[EXERCISE] Copy each entry as it stands, leaving nothing out.

[SUPPLIED DATA]
[START]
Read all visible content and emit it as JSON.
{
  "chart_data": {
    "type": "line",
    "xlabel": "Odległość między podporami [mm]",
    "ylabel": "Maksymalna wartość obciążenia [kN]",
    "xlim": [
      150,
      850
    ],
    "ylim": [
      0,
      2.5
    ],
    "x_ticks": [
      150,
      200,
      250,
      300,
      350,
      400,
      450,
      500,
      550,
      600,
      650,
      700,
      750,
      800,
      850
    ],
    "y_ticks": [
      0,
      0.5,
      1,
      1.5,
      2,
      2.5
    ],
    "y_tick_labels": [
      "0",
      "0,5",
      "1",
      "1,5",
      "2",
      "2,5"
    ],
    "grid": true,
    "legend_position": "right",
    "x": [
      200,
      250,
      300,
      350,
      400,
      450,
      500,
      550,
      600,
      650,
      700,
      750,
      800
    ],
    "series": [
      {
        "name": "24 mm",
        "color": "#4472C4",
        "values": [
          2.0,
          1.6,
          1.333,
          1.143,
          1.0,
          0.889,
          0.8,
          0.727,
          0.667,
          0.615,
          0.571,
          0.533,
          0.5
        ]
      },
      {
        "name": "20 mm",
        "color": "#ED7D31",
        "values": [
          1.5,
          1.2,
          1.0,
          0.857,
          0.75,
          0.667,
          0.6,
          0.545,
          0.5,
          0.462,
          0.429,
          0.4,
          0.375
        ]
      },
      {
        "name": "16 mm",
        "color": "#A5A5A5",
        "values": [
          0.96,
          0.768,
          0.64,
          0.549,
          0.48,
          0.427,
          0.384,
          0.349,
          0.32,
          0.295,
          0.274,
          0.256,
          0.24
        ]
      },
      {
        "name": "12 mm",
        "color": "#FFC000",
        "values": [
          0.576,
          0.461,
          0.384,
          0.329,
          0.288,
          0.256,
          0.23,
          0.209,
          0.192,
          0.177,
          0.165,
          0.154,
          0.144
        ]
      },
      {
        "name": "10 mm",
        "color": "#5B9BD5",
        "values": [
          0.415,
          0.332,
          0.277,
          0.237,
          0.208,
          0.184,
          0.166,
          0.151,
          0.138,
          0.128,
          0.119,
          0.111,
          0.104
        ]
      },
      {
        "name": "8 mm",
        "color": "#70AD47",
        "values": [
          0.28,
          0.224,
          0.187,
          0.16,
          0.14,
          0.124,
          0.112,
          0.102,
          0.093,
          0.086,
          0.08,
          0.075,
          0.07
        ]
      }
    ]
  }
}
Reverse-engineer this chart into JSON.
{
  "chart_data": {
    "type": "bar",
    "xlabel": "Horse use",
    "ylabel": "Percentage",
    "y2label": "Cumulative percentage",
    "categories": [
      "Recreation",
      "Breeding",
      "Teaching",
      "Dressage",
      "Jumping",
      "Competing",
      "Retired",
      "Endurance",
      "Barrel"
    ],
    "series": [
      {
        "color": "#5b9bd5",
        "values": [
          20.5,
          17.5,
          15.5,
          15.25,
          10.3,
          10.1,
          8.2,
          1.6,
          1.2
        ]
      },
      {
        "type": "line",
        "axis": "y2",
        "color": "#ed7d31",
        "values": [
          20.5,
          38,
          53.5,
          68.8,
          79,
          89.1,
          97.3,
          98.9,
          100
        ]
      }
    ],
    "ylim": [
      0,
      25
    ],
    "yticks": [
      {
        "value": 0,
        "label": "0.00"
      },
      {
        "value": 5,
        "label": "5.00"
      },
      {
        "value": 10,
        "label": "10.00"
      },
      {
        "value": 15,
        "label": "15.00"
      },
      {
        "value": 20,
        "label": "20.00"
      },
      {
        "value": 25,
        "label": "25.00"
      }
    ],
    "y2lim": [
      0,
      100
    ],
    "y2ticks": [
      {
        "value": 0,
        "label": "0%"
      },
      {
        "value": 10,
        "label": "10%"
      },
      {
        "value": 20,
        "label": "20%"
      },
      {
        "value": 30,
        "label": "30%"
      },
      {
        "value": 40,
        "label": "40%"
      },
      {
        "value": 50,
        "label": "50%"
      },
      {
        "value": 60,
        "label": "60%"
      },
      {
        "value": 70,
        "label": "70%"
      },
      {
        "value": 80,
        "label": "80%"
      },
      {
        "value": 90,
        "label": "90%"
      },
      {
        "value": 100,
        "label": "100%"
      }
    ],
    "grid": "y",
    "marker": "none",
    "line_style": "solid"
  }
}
[END]
[PROBLEM SOLUTION]
Read all visible content and emit it as JSON.
{
  "chart_data": {
    "type": "line",
    "xlabel": "Odległość między podporami [mm]",
    "ylabel": "Maksymalna wartość obciążenia [kN]",
    "xlim": [
      150,
      850
    ],
    "ylim": [
      0,
      2.5
    ],
    "x_ticks": [
      150,
      200,
      250,
      300,
      350,
      400,
      450,
      500,
      550,
      600,
      650,
      700,
      750,
      800,
      850
    ],
    "y_ticks": [
      0,
      0.5,
      1,
      1.5,
      2,
      2.5
    ],
    "y_tick_labels": [
      "0",
      "0,5",
      "1",
      "1,5",
      "2",
      "2,5"
    ],
    "grid": true,
    "legend_position": "right",
    "x": [
      200,
      250,
      300,
      350,
      400,
      450,
      500,
      550,
      600,
      650,
      700,
      750,
      800
    ],
    "series": [
      {
        "name": "24 mm",
        "color": "#4472C4",
        "values": [
          2.0,
          1.6,
          1.333,
          1.143,
          1.0,
          0.889,
          0.8,
          0.727,
          0.667,
          0.615,
          0.571,
          0.533,
          0.5
        ]
      },
      {
        "name": "20 mm",
        "color": "#ED7D31",
        "values": [
          1.5,
          1.2,
          1.0,
          0.857,
          0.75,
          0.667,
          0.6,
          0.545,
          0.5,
          0.462,
          0.429,
          0.4,
          0.375
        ]
      },
      {
        "name": "16 mm",
        "color": "#A5A5A5",
        "values": [
          0.96,
          0.768,
          0.64,
          0.549,
          0.48,
          0.427,
          0.384,
          0.349,
          0.32,
          0.295,
          0.274,
          0.256,
          0.24
        ]
      },
      {
        "name": "12 mm",
        "color": "#FFC000",
        "values": [
          0.576,
          0.461,
          0.384,
          0.329,
          0.288,
          0.256,
          0.23,
          0.209,
          0.192,
          0.177,
          0.165,
          0.154,
          0.144
        ]
      },
      {
        "name": "10 mm",
        "color": "#5B9BD5",
        "values": [
          0.415,
          0.332,
          0.277,
          0.237,
          0.208,
          0.184,
          0.166,
          0.151,
          0.138,
          0.128,
          0.119,
          0.111,
          0.104
        ]
      },
      {
        "name": "8 mm",
        "color": "#70AD47",
        "values": [
          0.28,
          0.224,
          0.187,
          0.16,
          0.14,
          0.124,
          0.112,
          0.102,
          0.093,
          0.086,
          0.08,
          0.075,
          0.07
        ]
      }
    ]
  }
}
Reverse-engineer this chart into JSON.
{
  "chart_data": {
    "type": "bar",
    "xlabel": "Horse use",
    "ylabel": "Percentage",
    "y2label": "Cumulative percentage",
    "categories": [
      "Recreation",
      "Breeding",
      "Teaching",
      "Dressage",
      "Jumping",
      "Competing",
      "Retired",
      "Endurance",
      "Barrel"
    ],
    "series": [
      {
        "color": "#5b9bd5",
        "values": [
          20.5,
          17.5,
          15.5,
          15.25,
          10.3,
          10.1,
          8.2,
          1.6,
          1.2
        ]
      },
      {
        "type": "line",
        "axis": "y2",
        "color": "#ed7d31",
        "values": [
          20.5,
          38,
          53.5,
          68.8,
          79,
          89.1,
          97.3,
          98.9,
          100
        ]
      }
    ],
    "ylim": [
      0,
      25
    ],
    "yticks": [
      {
        "value": 0,
        "label": "0.00"
      },
      {
        "value": 5,
        "label": "5.00"
      },
      {
        "value": 10,
        "label": "10.00"
      },
      {
        "value": 15,
        "label": "15.00"
      },
      {
        "value": 20,
        "label": "20.00"
      },
      {
        "value": 25,
        "label": "25.00"
      }
    ],
    "y2lim": [
      0,
      100
    ],
    "y2ticks": [
      {
        "value": 0,
        "label": "0%"
      },
      {
        "value": 10,
        "label": "10%"
      },
      {
        "value": 20,
        "label": "20%"
      },
      {
        "value": 30,
        "label": "30%"
      },
      {
        "value": 40,
        "label": "40%"
      },
      {
        "value": 50,
        "label": "50%"
      },
      {
        "value": 60,
        "label": "60%"
      },
      {
        "value": 70,
        "label": "70%"
      },
      {
        "value": 80,
        "label": "80%"
      },
      {
        "value": 90,
        "label": "90%"
      },
      {
        "value": 100,
        "label": "100%"
      }
    ],
    "grid": "y",
    "marker": "none",
    "line_style": "solid"
  }
}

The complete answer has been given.